Find each line holding the word "PURCHASES" and give the total alone.

━━━━━ Input records ━━━━━

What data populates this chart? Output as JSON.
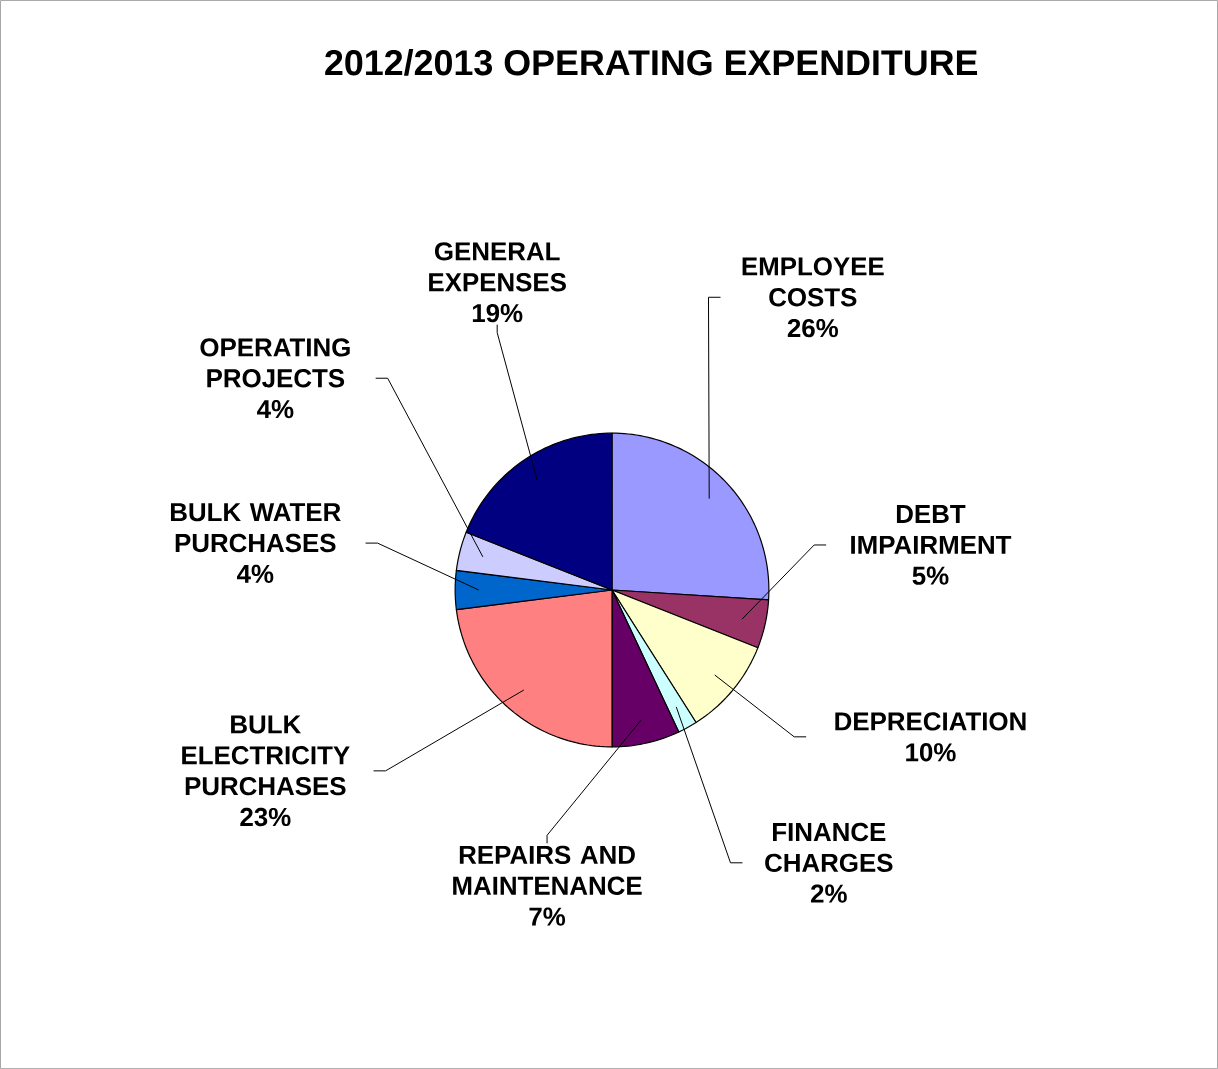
{
  "chart_data": {
    "type": "pie",
    "title": "2012/2013 OPERATING EXPENDITURE",
    "categories": [
      "EMPLOYEE COSTS",
      "DEBT IMPAIRMENT",
      "DEPRECIATION",
      "FINANCE CHARGES",
      "REPAIRS AND MAINTENANCE",
      "BULK ELECTRICITY PURCHASES",
      "BULK WATER PURCHASES",
      "OPERATING PROJECTS",
      "GENERAL EXPENSES"
    ],
    "values": [
      26,
      5,
      10,
      2,
      7,
      23,
      4,
      4,
      19
    ],
    "value_labels": [
      "26%",
      "5%",
      "10%",
      "2%",
      "7%",
      "23%",
      "4%",
      "4%",
      "19%"
    ],
    "colors": [
      "#9999ff",
      "#993366",
      "#ffffcc",
      "#ccffff",
      "#660066",
      "#ff8080",
      "#0066cc",
      "#ccccff",
      "#000080"
    ]
  }
}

━━━━━

Solution to the exercise
2